### Given entries:
· · · · ·
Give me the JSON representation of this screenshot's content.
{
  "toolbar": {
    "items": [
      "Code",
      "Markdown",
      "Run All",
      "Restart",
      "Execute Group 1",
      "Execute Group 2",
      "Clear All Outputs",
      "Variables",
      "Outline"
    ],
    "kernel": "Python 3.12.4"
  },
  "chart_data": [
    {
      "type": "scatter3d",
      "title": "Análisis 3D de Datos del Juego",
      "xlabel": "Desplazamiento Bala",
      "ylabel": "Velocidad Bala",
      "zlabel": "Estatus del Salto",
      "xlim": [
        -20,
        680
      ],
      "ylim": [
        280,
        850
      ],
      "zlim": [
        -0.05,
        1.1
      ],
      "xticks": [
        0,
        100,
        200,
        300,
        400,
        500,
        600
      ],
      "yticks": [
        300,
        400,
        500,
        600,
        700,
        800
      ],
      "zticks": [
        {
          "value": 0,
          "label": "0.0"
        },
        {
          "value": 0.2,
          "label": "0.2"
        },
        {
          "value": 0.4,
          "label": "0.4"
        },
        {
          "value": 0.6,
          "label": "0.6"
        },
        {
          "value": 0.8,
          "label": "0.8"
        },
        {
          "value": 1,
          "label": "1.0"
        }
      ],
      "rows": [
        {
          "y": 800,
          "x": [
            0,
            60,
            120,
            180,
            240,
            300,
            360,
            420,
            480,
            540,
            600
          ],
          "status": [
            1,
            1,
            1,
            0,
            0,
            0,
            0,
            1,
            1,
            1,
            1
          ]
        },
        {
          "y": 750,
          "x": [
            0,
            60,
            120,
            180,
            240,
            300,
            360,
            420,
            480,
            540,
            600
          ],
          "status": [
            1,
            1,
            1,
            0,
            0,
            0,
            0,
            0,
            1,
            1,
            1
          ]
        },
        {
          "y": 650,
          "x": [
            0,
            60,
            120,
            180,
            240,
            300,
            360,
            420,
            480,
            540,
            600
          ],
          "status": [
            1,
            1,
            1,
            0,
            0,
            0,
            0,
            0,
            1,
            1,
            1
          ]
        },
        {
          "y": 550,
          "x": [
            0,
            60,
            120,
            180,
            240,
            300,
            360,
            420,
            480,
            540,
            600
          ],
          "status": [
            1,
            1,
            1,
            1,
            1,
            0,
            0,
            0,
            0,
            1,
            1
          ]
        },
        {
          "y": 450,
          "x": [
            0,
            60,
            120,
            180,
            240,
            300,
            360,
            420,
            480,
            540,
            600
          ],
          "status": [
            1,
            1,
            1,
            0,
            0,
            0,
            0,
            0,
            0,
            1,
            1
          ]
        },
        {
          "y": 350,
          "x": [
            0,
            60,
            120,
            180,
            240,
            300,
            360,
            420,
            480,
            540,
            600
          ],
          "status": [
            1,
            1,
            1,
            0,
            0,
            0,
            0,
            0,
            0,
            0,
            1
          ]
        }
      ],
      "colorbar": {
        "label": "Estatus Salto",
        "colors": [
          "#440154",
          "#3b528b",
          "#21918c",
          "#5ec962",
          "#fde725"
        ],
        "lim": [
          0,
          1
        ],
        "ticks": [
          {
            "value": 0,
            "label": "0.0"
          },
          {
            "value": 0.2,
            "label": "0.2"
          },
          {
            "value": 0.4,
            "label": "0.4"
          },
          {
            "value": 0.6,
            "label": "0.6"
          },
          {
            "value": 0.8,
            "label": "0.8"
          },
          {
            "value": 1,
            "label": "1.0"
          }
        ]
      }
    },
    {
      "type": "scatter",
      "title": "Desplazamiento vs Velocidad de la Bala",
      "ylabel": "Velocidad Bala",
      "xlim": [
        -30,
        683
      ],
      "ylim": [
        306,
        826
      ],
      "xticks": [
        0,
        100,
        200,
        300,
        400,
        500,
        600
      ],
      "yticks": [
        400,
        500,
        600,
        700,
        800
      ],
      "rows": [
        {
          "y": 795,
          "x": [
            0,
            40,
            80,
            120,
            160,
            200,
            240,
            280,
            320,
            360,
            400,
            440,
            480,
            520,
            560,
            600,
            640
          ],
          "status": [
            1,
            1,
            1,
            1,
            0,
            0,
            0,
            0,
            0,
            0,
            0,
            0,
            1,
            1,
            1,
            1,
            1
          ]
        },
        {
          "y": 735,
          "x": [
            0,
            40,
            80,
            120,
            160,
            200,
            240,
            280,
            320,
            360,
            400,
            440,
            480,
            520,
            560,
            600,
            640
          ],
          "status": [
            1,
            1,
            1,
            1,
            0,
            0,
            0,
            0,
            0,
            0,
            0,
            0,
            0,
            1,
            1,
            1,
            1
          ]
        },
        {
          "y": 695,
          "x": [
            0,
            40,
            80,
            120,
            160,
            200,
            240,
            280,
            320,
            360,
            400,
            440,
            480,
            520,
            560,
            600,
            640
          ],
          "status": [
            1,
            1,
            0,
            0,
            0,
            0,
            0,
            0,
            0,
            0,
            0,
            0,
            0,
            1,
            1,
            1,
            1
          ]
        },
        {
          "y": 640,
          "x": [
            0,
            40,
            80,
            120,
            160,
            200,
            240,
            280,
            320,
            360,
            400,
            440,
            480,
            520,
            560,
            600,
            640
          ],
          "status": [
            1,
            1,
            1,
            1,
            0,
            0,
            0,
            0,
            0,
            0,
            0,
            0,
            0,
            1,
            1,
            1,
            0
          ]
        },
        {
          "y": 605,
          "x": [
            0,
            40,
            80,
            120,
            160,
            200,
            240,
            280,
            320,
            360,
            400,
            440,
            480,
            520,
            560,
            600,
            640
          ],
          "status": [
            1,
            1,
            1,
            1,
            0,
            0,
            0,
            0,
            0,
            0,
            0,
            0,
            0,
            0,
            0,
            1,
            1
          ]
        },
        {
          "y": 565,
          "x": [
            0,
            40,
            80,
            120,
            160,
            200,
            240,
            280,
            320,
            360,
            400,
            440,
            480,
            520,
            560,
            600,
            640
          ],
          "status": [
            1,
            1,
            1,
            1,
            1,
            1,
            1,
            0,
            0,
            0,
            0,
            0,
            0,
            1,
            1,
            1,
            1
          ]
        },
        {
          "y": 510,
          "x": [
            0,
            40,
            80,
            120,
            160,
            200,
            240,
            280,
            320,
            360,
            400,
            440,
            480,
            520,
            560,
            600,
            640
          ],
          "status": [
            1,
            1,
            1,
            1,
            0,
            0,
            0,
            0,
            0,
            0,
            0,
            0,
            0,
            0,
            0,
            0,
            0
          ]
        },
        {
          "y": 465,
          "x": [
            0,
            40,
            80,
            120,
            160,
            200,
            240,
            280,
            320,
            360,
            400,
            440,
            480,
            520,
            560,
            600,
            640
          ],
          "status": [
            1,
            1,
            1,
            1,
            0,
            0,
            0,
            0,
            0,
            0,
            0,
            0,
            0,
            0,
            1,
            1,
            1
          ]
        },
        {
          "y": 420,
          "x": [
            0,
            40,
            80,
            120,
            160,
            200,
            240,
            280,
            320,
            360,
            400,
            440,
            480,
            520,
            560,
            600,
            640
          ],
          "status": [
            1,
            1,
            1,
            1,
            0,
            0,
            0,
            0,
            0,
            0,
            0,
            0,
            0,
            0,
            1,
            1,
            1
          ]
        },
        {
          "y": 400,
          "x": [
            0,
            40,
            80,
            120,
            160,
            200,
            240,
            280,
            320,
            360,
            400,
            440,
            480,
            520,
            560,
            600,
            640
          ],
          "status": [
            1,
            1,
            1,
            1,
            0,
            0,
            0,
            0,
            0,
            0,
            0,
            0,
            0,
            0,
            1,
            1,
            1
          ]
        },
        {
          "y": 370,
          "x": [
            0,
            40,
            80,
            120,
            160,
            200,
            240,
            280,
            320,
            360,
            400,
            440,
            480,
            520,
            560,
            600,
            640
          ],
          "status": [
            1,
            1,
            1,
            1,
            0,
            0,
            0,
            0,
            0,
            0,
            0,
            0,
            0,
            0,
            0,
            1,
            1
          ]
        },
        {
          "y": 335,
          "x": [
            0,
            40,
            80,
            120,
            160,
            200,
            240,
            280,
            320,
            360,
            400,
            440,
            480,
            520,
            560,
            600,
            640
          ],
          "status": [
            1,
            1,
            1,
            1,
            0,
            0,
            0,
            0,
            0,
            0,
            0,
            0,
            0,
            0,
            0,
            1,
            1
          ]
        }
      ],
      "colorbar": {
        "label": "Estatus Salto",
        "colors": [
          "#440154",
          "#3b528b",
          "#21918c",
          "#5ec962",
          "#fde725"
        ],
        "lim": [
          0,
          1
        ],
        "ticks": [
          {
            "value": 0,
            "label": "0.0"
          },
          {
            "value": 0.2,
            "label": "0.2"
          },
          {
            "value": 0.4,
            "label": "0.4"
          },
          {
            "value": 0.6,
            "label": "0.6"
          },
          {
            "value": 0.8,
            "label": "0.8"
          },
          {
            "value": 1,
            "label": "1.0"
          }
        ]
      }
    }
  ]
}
· · · · ·
### Task objective:
Find each line in the records holding the string "Desplazamiento" and show it.

### Response to this task:
      "xlabel": "Desplazamiento Bala",
      "title": "Desplazamiento vs Velocidad de la Bala",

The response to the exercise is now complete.